**Exercise instructions**: Lines that contain the string "subtitle" are to be copied; leave out all others.

**Data to process**:
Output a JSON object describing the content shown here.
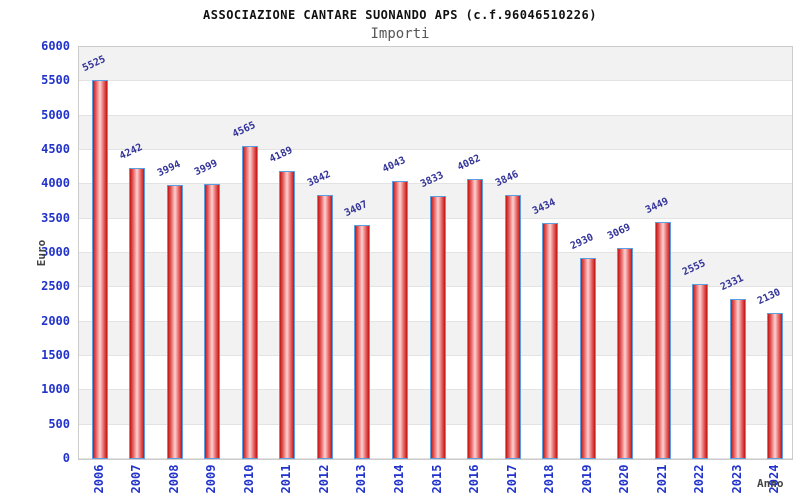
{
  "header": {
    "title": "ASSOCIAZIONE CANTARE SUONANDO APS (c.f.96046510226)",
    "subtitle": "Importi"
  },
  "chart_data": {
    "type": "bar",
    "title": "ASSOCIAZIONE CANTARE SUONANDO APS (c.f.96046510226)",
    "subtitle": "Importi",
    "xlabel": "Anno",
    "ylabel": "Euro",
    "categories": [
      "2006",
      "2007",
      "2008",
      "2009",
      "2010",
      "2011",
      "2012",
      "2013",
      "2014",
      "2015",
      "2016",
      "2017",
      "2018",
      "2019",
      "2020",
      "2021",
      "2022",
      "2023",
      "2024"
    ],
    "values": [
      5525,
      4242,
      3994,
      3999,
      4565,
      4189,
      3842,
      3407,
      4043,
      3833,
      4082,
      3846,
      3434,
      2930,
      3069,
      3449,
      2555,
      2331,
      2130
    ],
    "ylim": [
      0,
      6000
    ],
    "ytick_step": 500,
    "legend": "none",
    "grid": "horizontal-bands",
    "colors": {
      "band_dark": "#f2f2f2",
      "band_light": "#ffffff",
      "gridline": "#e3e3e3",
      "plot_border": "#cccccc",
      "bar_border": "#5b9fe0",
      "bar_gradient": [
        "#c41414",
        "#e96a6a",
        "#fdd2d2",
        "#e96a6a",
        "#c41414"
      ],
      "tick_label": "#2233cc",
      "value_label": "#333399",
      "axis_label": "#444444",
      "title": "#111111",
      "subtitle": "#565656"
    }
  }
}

**Worked answer**:
    "subtitle": "Importi"
    "subtitle": "Importi",
      "subtitle": "#565656"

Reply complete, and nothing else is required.